- _Set problem_
Wherever a line holds the string "结合教学部门", copy that line.

Collected data:
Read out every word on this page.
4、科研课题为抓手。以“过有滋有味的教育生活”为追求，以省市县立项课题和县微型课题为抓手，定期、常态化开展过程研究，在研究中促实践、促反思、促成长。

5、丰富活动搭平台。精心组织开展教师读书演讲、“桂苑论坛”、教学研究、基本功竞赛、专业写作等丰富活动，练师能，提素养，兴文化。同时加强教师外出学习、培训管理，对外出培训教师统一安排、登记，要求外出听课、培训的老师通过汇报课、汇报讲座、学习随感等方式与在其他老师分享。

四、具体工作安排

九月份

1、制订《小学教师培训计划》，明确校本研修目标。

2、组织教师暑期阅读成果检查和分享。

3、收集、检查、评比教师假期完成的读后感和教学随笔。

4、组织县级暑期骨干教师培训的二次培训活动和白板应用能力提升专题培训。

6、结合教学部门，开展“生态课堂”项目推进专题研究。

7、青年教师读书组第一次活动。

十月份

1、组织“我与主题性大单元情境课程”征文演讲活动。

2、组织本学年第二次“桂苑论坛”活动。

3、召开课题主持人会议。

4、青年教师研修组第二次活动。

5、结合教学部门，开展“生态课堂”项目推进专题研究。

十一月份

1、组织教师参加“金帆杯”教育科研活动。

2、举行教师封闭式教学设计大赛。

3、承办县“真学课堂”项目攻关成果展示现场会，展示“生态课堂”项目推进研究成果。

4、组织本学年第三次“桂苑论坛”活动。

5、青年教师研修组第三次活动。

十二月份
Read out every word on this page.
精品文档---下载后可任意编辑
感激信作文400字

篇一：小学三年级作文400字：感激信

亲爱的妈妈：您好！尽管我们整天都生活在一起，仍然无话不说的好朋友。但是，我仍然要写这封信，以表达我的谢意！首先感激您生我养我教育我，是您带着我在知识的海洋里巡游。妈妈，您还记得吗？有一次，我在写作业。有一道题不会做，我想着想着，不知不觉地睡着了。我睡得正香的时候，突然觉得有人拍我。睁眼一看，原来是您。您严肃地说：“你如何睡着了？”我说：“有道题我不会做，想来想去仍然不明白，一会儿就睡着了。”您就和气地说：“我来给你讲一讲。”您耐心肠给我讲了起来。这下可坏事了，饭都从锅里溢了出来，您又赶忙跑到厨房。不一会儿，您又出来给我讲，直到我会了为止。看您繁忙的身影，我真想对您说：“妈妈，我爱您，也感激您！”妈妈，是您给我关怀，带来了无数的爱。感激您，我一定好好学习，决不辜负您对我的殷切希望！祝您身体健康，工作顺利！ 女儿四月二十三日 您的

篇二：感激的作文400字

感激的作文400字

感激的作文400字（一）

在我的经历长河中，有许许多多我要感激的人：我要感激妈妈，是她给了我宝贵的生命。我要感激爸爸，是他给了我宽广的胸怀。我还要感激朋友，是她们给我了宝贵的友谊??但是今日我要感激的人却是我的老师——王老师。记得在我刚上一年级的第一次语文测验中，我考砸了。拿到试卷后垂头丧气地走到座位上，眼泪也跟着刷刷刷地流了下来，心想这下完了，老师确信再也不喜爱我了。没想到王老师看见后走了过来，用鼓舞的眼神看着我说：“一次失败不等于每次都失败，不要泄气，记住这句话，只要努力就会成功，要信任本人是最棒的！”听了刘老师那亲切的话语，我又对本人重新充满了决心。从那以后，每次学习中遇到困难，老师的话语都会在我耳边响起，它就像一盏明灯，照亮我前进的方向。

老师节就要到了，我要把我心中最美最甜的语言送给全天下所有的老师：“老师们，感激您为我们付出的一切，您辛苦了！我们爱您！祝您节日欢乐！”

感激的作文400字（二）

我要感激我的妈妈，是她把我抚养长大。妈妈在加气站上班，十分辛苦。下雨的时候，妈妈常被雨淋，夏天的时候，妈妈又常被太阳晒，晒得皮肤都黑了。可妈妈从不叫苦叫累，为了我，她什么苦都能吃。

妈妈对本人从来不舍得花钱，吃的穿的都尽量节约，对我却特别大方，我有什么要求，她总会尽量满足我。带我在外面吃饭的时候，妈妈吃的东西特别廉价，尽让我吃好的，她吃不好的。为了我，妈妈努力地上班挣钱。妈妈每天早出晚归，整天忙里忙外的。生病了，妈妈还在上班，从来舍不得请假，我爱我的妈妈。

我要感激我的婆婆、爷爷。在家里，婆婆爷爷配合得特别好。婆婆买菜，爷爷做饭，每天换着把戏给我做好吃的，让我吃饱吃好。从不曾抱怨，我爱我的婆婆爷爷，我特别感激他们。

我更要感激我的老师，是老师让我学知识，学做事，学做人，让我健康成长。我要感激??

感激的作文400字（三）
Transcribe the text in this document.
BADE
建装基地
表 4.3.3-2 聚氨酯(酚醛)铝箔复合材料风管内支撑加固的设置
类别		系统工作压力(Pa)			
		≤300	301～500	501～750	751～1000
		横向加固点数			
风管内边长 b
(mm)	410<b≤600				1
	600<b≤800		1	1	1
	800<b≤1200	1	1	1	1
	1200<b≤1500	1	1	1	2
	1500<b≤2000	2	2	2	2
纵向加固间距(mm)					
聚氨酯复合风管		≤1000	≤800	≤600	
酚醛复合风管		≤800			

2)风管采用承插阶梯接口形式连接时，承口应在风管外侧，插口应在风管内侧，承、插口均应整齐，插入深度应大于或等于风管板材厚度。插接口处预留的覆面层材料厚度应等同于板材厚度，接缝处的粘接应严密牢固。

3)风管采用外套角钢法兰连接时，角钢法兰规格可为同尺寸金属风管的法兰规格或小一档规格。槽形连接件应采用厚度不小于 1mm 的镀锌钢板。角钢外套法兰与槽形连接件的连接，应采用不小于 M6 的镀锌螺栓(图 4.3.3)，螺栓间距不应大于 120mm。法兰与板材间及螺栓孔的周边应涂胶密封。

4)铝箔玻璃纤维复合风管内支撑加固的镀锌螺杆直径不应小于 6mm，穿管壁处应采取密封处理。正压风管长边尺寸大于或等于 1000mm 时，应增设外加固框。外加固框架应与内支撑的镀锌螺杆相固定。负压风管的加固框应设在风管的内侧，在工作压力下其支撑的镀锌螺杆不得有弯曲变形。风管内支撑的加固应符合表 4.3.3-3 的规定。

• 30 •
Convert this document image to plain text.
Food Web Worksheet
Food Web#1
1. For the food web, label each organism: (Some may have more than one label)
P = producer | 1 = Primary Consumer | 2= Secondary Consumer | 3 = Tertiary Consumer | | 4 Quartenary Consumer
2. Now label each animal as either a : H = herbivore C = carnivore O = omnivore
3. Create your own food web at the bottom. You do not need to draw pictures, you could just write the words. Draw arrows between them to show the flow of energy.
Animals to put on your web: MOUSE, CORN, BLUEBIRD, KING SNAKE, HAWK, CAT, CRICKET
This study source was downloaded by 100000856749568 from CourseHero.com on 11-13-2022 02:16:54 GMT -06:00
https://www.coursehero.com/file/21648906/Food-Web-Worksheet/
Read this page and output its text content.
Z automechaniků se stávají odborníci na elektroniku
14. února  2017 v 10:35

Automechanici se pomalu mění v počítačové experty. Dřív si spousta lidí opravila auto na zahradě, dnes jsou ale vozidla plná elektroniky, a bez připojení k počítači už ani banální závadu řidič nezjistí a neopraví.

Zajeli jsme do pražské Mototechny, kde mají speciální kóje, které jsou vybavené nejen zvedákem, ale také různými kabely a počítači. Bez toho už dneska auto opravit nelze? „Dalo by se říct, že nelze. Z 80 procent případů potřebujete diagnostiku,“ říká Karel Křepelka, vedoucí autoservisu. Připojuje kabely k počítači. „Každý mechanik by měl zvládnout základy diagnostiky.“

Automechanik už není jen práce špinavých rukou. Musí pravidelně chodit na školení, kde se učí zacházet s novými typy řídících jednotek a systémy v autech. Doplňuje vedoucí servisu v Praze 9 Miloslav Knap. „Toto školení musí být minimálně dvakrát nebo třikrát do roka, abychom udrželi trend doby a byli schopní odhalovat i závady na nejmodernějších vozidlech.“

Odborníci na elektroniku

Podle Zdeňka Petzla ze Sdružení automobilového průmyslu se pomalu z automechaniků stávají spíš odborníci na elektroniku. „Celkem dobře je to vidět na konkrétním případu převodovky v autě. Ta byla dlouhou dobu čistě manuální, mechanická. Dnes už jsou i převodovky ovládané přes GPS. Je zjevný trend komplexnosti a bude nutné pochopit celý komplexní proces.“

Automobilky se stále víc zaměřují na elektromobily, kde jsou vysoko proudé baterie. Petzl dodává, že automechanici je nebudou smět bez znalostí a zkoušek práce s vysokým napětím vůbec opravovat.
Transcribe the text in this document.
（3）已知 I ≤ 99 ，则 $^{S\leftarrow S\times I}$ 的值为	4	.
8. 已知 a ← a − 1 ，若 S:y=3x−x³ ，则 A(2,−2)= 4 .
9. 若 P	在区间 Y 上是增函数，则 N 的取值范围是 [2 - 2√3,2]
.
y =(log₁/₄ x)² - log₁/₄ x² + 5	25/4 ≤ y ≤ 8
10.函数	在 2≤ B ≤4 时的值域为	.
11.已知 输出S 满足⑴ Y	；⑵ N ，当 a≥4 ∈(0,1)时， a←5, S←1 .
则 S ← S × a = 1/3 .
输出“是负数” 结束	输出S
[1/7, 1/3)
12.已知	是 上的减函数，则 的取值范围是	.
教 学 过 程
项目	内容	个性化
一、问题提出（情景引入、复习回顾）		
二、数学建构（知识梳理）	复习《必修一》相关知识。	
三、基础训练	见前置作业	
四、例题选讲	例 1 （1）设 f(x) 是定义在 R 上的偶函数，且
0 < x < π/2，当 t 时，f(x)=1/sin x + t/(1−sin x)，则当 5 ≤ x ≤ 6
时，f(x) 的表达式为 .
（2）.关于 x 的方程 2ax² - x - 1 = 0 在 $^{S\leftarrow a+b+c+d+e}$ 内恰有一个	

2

- _Completed task_
6、结合教学部门，开展“生态课堂”项目推进专题研究。
5、结合教学部门，开展“生态课堂”项目推进专题研究。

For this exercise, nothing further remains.